* [Your goal] Print the entries in full, word for word, but not the pictures.
-- Data for this task start --
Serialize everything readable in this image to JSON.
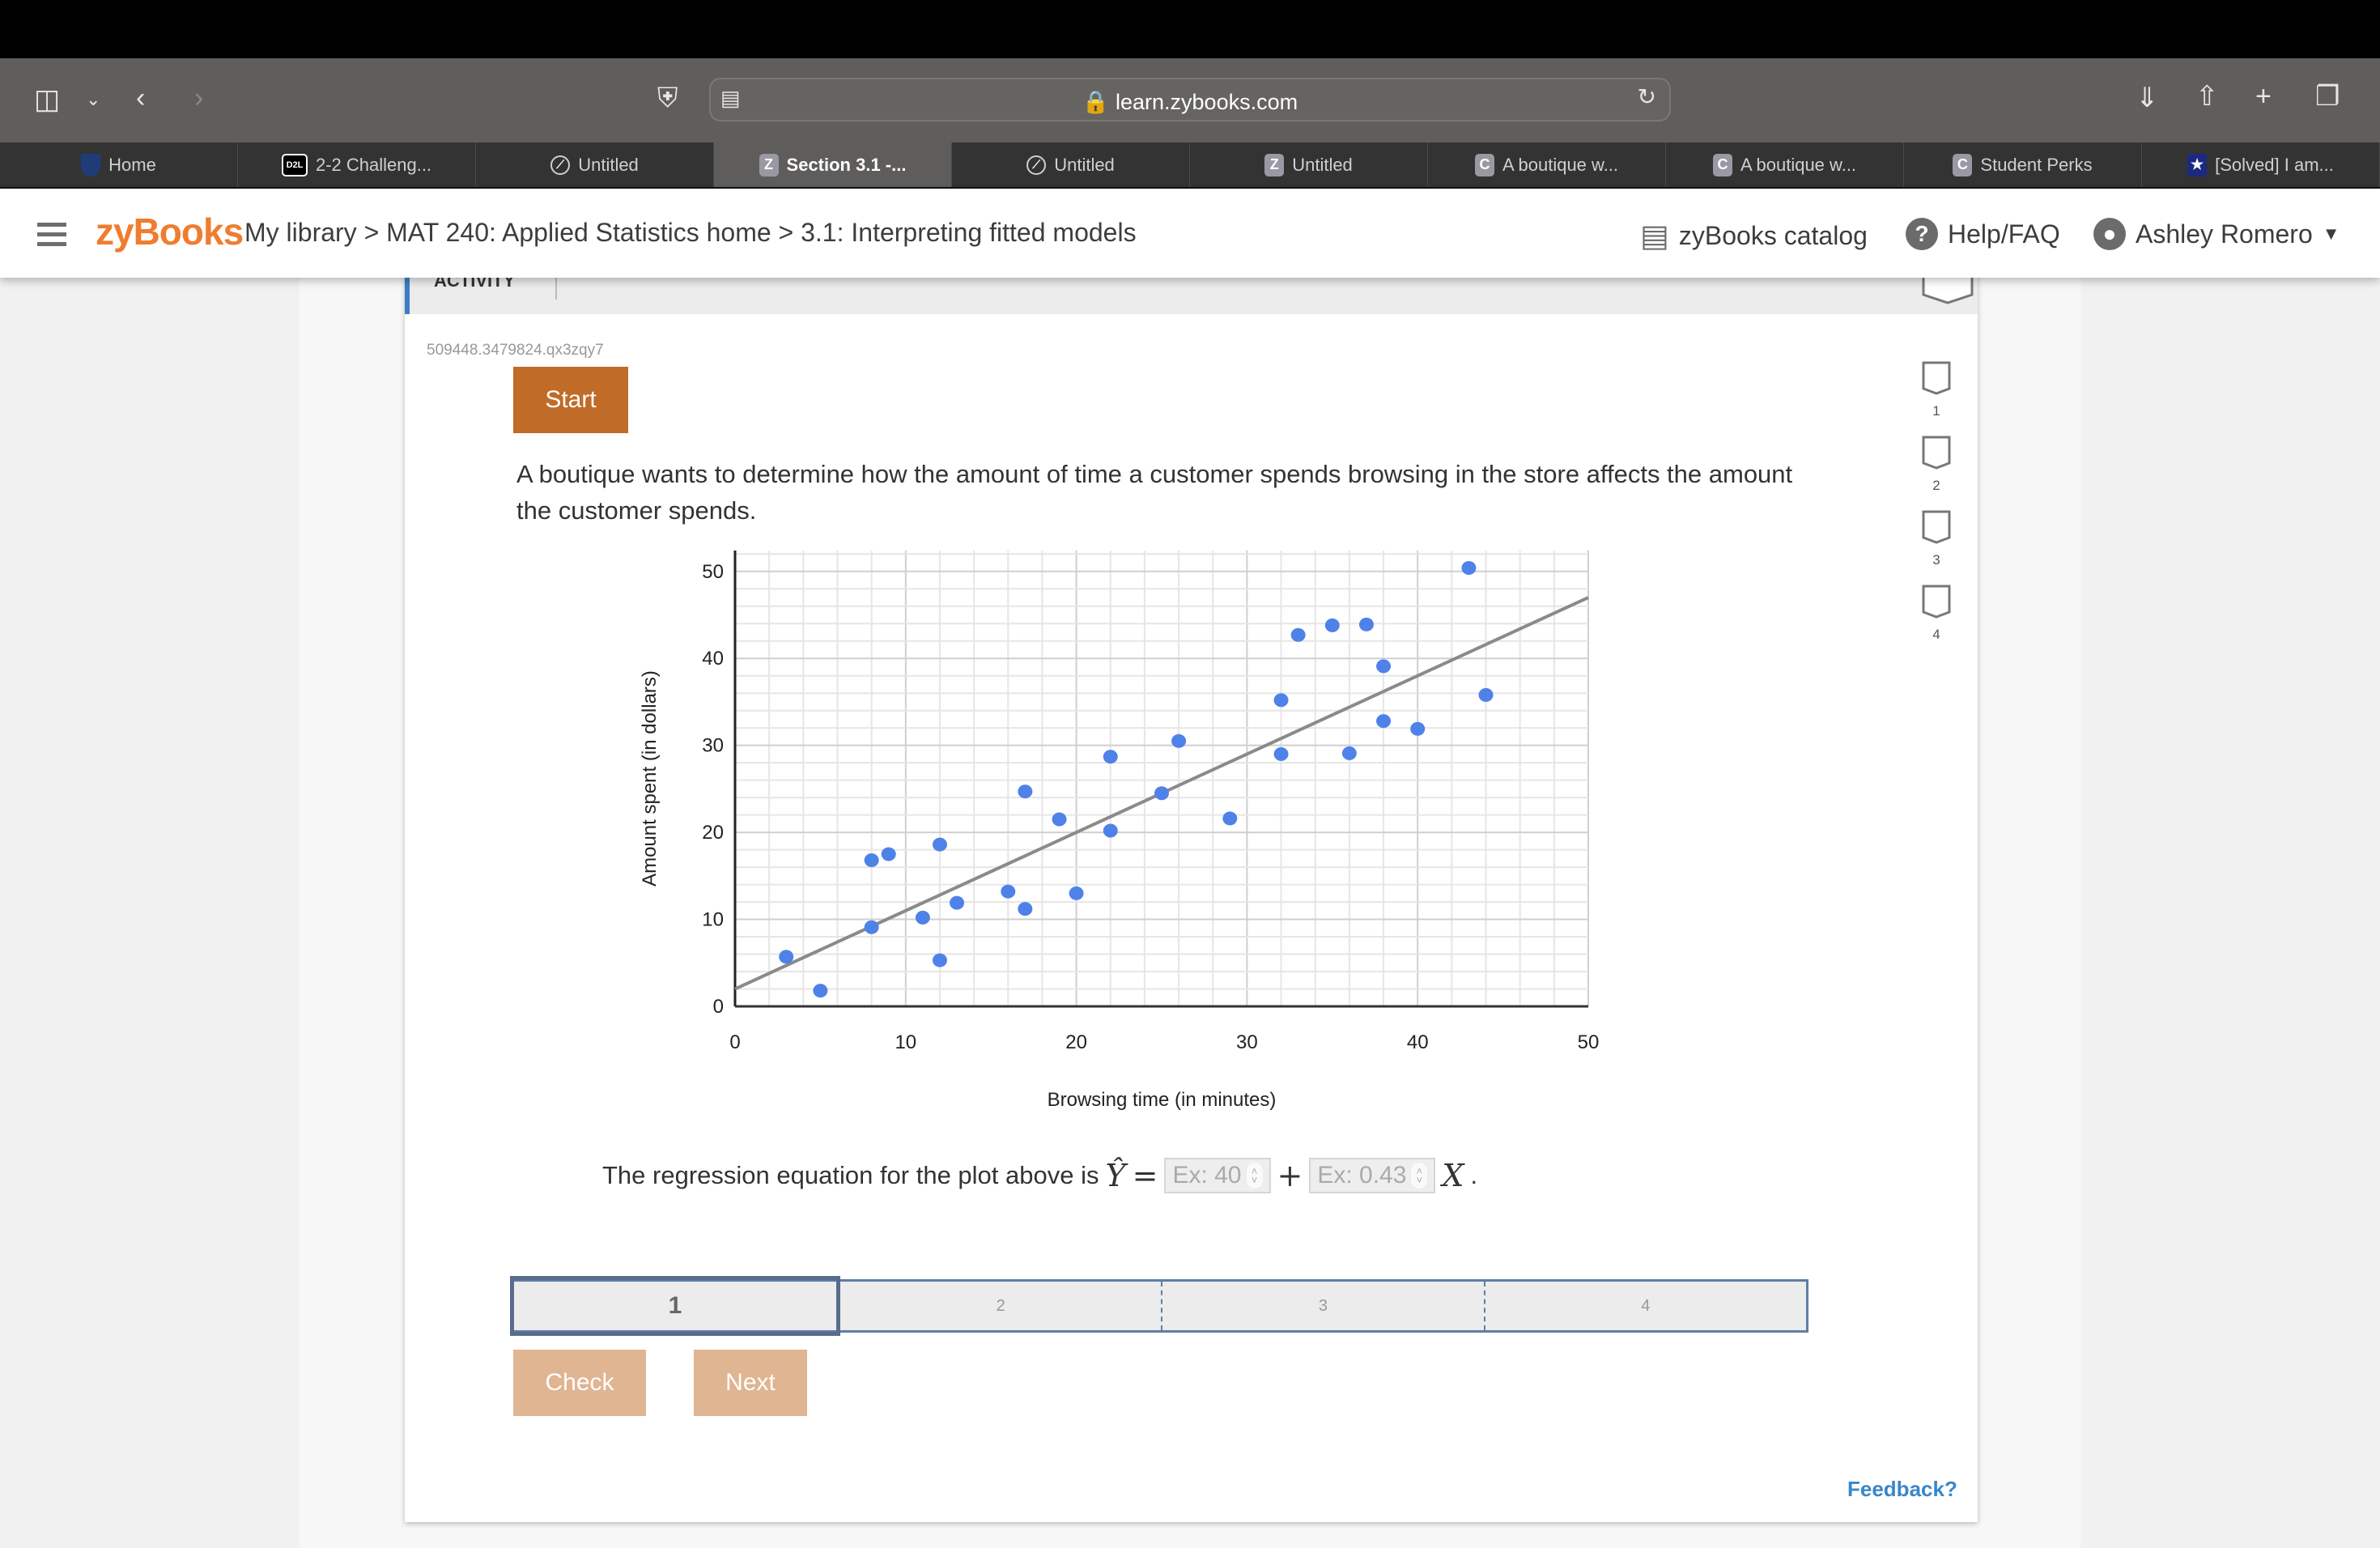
{
  "browser": {
    "url": "learn.zybooks.com",
    "tabs": [
      {
        "label": "Home",
        "icon": "shield"
      },
      {
        "label": "2-2 Challeng...",
        "icon": "d2l"
      },
      {
        "label": "Untitled",
        "icon": "compass"
      },
      {
        "label": "Section 3.1 -...",
        "icon": "Z",
        "active": true
      },
      {
        "label": "Untitled",
        "icon": "compass"
      },
      {
        "label": "Untitled",
        "icon": "Z"
      },
      {
        "label": "A boutique w...",
        "icon": "C"
      },
      {
        "label": "A boutique w...",
        "icon": "C"
      },
      {
        "label": "Student Perks",
        "icon": "C"
      },
      {
        "label": "[Solved] I am...",
        "icon": "star"
      }
    ]
  },
  "header": {
    "logo": "zyBooks",
    "breadcrumb": "My library > MAT 240: Applied Statistics home > 3.1: Interpreting fitted models",
    "catalog": "zyBooks catalog",
    "help": "Help/FAQ",
    "user": "Ashley Romero"
  },
  "activity": {
    "label": "ACTIVITY",
    "question_id": "509448.3479824.qx3zqy7",
    "start_label": "Start",
    "prompt": "A boutique wants to determine how the amount of time a customer spends browsing in the store affects the amount the customer spends.",
    "levels": [
      "1",
      "2",
      "3",
      "4"
    ],
    "equation": {
      "lead": "The regression equation for the plot above is",
      "intercept_placeholder": "Ex: 40",
      "slope_placeholder": "Ex: 0.43"
    },
    "progress": [
      "1",
      "2",
      "3",
      "4"
    ],
    "check_label": "Check",
    "next_label": "Next",
    "feedback_label": "Feedback?"
  },
  "chart_data": {
    "type": "scatter",
    "title": "",
    "xlabel": "Browsing time (in minutes)",
    "ylabel": "Amount spent (in dollars)",
    "xlim": [
      0,
      50
    ],
    "ylim": [
      0,
      52
    ],
    "xticks": [
      0,
      10,
      20,
      30,
      40,
      50
    ],
    "yticks": [
      0,
      10,
      20,
      30,
      40,
      50
    ],
    "grid": true,
    "point_color": "#4f82e8",
    "line_color": "#8a8a8a",
    "points": [
      [
        3,
        5.7
      ],
      [
        5,
        1.8
      ],
      [
        8,
        9.1
      ],
      [
        8,
        16.8
      ],
      [
        9,
        17.5
      ],
      [
        11,
        10.2
      ],
      [
        12,
        18.6
      ],
      [
        12,
        5.3
      ],
      [
        13,
        11.9
      ],
      [
        16,
        13.2
      ],
      [
        17,
        11.2
      ],
      [
        17,
        24.7
      ],
      [
        19,
        21.5
      ],
      [
        20,
        13.0
      ],
      [
        22,
        20.2
      ],
      [
        22,
        28.7
      ],
      [
        25,
        24.5
      ],
      [
        26,
        30.5
      ],
      [
        29,
        21.6
      ],
      [
        32,
        35.2
      ],
      [
        32,
        29.0
      ],
      [
        33,
        42.7
      ],
      [
        35,
        43.8
      ],
      [
        36,
        29.1
      ],
      [
        37,
        43.9
      ],
      [
        38,
        39.1
      ],
      [
        38,
        32.8
      ],
      [
        40,
        31.9
      ],
      [
        43,
        50.4
      ],
      [
        44,
        35.8
      ]
    ],
    "regression_line": {
      "intercept": 2.0,
      "slope": 0.9
    }
  }
}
-- Data for this task end --
* [Written solution]
Serialize everything readable in this image to JSON.
{
  "browser": {
    "url": "learn.zybooks.com",
    "tabs": [
      {
        "label": "Home",
        "icon": "shield"
      },
      {
        "label": "2-2 Challeng...",
        "icon": "d2l"
      },
      {
        "label": "Untitled",
        "icon": "compass"
      },
      {
        "label": "Section 3.1 -...",
        "icon": "Z",
        "active": true
      },
      {
        "label": "Untitled",
        "icon": "compass"
      },
      {
        "label": "Untitled",
        "icon": "Z"
      },
      {
        "label": "A boutique w...",
        "icon": "C"
      },
      {
        "label": "A boutique w...",
        "icon": "C"
      },
      {
        "label": "Student Perks",
        "icon": "C"
      },
      {
        "label": "[Solved] I am...",
        "icon": "star"
      }
    ]
  },
  "header": {
    "logo": "zyBooks",
    "breadcrumb": "My library > MAT 240: Applied Statistics home > 3.1: Interpreting fitted models",
    "catalog": "zyBooks catalog",
    "help": "Help/FAQ",
    "user": "Ashley Romero"
  },
  "activity": {
    "label": "ACTIVITY",
    "question_id": "509448.3479824.qx3zqy7",
    "start_label": "Start",
    "prompt": "A boutique wants to determine how the amount of time a customer spends browsing in the store affects the amount the customer spends.",
    "levels": [
      "1",
      "2",
      "3",
      "4"
    ],
    "equation": {
      "lead": "The regression equation for the plot above is",
      "intercept_placeholder": "Ex: 40",
      "slope_placeholder": "Ex: 0.43"
    },
    "progress": [
      "1",
      "2",
      "3",
      "4"
    ],
    "check_label": "Check",
    "next_label": "Next",
    "feedback_label": "Feedback?"
  },
  "chart_data": {
    "type": "scatter",
    "title": "",
    "xlabel": "Browsing time (in minutes)",
    "ylabel": "Amount spent (in dollars)",
    "xlim": [
      0,
      50
    ],
    "ylim": [
      0,
      52
    ],
    "xticks": [
      0,
      10,
      20,
      30,
      40,
      50
    ],
    "yticks": [
      0,
      10,
      20,
      30,
      40,
      50
    ],
    "grid": true,
    "point_color": "#4f82e8",
    "line_color": "#8a8a8a",
    "points": [
      [
        3,
        5.7
      ],
      [
        5,
        1.8
      ],
      [
        8,
        9.1
      ],
      [
        8,
        16.8
      ],
      [
        9,
        17.5
      ],
      [
        11,
        10.2
      ],
      [
        12,
        18.6
      ],
      [
        12,
        5.3
      ],
      [
        13,
        11.9
      ],
      [
        16,
        13.2
      ],
      [
        17,
        11.2
      ],
      [
        17,
        24.7
      ],
      [
        19,
        21.5
      ],
      [
        20,
        13.0
      ],
      [
        22,
        20.2
      ],
      [
        22,
        28.7
      ],
      [
        25,
        24.5
      ],
      [
        26,
        30.5
      ],
      [
        29,
        21.6
      ],
      [
        32,
        35.2
      ],
      [
        32,
        29.0
      ],
      [
        33,
        42.7
      ],
      [
        35,
        43.8
      ],
      [
        36,
        29.1
      ],
      [
        37,
        43.9
      ],
      [
        38,
        39.1
      ],
      [
        38,
        32.8
      ],
      [
        40,
        31.9
      ],
      [
        43,
        50.4
      ],
      [
        44,
        35.8
      ]
    ],
    "regression_line": {
      "intercept": 2.0,
      "slope": 0.9
    }
  }
}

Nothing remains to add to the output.